Reproduce verbatim the stretch of data from its start through the line containing "meter-box: MB [1803,1175,1915,1305]", including both ends.

* Start Records to process *

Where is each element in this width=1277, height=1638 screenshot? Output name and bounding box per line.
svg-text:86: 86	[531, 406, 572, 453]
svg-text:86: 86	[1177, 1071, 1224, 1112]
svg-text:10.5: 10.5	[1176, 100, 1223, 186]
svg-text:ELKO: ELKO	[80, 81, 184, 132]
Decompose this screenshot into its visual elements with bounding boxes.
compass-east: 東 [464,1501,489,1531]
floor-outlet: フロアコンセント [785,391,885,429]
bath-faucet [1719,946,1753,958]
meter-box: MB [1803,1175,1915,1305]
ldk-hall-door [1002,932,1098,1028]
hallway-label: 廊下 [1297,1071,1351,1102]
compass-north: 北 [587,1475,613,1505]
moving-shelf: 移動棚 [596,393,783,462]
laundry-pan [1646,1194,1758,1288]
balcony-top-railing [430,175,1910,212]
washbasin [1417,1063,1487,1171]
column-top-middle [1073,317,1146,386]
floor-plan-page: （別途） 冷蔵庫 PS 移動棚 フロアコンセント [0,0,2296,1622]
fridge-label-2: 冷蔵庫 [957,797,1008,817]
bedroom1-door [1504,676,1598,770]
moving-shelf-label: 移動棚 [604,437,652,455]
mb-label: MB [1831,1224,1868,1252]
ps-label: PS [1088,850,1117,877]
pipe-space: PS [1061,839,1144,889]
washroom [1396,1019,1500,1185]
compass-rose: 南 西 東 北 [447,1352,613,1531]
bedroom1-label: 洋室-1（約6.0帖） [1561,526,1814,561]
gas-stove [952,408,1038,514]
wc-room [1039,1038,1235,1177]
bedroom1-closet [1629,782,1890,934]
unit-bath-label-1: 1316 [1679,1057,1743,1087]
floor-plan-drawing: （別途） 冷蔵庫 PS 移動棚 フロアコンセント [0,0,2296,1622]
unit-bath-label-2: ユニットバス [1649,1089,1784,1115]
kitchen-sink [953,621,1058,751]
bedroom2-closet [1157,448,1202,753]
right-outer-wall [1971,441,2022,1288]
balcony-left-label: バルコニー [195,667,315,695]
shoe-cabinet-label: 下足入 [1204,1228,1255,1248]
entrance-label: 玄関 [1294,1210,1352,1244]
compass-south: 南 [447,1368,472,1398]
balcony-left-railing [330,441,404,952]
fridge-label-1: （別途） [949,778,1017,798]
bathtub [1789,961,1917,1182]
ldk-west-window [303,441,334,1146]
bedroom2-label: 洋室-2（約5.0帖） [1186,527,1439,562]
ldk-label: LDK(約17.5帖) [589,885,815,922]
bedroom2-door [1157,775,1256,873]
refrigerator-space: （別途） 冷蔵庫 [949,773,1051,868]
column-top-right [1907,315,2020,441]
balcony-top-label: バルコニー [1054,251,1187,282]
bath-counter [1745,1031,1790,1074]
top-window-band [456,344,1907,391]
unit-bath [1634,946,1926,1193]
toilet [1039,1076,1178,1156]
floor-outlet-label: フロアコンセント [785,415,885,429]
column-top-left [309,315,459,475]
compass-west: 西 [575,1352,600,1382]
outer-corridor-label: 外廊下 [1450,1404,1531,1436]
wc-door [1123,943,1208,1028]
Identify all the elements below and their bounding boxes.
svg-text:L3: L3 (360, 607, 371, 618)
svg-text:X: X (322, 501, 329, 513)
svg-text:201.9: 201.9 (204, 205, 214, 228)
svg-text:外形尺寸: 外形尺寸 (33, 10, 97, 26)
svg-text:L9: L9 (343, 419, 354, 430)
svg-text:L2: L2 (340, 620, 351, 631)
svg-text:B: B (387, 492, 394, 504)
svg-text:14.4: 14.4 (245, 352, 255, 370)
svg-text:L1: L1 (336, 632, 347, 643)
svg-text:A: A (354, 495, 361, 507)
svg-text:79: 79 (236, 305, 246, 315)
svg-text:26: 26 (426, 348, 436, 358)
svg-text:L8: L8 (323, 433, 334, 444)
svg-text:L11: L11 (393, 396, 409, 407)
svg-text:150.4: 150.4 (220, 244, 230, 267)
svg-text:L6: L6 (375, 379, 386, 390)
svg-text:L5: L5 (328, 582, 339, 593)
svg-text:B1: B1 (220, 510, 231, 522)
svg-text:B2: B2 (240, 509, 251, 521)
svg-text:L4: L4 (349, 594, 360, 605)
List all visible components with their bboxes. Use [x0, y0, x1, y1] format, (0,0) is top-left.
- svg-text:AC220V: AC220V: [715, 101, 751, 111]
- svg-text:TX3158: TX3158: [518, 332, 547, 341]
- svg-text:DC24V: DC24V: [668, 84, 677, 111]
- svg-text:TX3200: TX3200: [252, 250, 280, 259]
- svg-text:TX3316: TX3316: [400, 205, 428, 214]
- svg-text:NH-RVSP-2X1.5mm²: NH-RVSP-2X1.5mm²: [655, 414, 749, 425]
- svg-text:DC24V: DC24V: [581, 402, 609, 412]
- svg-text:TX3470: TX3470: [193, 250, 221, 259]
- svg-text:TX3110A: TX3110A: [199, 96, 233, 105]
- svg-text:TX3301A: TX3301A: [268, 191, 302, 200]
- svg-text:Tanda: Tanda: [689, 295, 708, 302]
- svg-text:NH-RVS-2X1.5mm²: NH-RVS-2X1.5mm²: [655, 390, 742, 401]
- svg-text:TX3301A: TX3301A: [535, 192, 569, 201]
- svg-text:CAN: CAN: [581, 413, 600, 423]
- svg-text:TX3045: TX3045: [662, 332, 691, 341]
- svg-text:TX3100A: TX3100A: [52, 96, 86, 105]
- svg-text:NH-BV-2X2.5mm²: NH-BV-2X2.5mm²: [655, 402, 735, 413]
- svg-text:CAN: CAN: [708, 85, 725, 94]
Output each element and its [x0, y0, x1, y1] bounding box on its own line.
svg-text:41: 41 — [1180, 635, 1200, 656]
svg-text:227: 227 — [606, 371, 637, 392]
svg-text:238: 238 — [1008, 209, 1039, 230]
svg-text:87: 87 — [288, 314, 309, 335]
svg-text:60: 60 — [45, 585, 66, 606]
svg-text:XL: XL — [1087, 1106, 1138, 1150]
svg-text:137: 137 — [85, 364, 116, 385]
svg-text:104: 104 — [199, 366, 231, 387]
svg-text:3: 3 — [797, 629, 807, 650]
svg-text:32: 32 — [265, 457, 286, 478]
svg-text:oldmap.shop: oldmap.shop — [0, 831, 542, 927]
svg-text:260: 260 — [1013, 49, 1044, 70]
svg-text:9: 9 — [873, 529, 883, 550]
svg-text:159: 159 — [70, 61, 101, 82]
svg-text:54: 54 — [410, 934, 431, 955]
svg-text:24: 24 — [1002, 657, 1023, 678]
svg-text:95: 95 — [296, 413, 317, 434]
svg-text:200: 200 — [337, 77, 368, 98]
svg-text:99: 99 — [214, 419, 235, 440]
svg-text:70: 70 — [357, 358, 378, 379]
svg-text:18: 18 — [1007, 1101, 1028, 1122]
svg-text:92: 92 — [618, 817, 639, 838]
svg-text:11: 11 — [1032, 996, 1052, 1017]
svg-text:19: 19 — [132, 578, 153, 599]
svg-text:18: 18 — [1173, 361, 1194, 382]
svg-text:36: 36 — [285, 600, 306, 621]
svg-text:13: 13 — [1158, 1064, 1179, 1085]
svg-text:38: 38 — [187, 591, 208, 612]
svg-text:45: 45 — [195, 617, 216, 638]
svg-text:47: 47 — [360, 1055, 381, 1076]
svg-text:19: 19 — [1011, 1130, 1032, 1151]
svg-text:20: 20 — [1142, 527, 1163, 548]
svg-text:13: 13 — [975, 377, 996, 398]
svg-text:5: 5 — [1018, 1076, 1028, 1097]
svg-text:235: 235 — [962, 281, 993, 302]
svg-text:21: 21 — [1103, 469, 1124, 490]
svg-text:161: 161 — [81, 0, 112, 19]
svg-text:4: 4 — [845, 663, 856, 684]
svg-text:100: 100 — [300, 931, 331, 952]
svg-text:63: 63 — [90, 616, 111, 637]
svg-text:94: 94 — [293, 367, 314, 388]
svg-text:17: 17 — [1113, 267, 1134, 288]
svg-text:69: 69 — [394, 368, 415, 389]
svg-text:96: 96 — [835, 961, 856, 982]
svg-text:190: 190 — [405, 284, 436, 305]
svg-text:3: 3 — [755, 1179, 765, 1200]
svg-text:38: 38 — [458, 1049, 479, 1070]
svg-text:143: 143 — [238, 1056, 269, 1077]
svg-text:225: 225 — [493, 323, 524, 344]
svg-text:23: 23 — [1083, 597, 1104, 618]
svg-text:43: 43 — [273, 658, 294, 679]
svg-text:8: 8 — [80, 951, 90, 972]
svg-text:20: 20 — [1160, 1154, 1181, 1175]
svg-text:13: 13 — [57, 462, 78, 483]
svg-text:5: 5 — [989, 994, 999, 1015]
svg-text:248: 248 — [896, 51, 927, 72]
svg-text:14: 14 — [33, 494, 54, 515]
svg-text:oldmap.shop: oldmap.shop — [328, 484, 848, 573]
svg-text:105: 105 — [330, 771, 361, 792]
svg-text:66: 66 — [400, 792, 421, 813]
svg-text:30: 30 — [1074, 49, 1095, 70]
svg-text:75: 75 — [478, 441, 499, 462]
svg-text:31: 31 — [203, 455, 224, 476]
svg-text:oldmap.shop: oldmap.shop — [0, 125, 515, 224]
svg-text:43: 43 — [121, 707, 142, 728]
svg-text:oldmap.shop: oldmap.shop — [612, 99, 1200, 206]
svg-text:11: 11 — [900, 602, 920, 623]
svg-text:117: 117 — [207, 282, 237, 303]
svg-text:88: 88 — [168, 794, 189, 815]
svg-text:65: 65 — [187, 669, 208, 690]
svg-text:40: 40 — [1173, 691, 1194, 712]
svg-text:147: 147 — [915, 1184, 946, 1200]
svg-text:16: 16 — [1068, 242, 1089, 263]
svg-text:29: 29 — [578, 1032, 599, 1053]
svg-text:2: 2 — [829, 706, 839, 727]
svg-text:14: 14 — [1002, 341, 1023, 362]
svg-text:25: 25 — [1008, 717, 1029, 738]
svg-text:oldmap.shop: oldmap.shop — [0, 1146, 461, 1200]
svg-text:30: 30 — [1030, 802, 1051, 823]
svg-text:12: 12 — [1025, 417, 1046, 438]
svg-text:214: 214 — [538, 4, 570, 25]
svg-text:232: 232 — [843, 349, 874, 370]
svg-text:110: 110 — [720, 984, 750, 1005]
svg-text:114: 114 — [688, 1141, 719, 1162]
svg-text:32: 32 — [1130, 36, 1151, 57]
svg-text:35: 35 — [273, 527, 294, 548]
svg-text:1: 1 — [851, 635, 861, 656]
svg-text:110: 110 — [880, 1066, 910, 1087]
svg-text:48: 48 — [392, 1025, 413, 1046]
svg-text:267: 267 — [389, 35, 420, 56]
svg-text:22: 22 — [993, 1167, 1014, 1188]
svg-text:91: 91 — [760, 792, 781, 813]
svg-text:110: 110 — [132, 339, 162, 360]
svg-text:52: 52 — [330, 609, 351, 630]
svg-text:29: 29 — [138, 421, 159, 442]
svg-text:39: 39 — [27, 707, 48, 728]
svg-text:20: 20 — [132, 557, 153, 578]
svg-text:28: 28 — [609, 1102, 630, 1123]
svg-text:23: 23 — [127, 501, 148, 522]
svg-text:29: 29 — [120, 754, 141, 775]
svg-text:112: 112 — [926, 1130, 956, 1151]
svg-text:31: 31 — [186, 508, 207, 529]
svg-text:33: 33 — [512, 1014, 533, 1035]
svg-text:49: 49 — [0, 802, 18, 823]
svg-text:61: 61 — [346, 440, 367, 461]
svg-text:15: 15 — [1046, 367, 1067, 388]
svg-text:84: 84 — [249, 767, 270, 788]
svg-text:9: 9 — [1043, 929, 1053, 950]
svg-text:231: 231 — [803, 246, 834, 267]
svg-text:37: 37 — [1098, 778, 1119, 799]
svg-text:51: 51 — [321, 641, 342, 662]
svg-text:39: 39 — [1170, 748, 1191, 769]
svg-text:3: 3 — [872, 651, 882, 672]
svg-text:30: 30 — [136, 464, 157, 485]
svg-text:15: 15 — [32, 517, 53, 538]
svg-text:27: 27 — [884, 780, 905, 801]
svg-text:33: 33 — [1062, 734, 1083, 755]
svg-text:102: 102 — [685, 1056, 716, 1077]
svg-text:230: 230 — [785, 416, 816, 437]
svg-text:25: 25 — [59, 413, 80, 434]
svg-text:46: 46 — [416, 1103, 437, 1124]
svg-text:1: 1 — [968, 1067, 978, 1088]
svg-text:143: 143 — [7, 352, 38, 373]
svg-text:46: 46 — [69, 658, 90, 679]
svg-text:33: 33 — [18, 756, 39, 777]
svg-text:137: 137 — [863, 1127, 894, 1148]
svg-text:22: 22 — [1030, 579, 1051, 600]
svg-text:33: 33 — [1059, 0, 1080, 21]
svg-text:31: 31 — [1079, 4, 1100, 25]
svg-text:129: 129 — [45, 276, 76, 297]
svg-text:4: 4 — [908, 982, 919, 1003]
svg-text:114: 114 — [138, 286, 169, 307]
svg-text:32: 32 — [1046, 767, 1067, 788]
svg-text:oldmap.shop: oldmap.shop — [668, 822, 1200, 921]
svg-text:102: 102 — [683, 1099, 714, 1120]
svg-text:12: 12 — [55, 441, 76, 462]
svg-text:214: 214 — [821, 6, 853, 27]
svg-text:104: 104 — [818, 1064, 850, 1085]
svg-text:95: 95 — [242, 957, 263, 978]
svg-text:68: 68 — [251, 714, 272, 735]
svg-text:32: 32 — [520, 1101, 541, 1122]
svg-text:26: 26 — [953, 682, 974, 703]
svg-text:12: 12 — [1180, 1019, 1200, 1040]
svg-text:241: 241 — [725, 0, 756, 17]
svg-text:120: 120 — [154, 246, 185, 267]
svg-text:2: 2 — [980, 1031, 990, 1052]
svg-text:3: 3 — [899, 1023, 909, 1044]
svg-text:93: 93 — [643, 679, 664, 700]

* End Records to process *

#### Exercise solution
Where is each element in this width=1277, height=1638 screenshot? Output name and bounding box per line.
svg-text:86: 86	[531, 406, 572, 453]
svg-text:86: 86	[1177, 1071, 1224, 1112]
svg-text:10.5: 10.5	[1176, 100, 1223, 186]
svg-text:ELKO: ELKO	[80, 81, 184, 132]
Decompose this screenshot into its visual elements with bounding boxes.
compass-east: 東 [464,1501,489,1531]
floor-outlet: フロアコンセント [785,391,885,429]
bath-faucet [1719,946,1753,958]
meter-box: MB [1803,1175,1915,1305]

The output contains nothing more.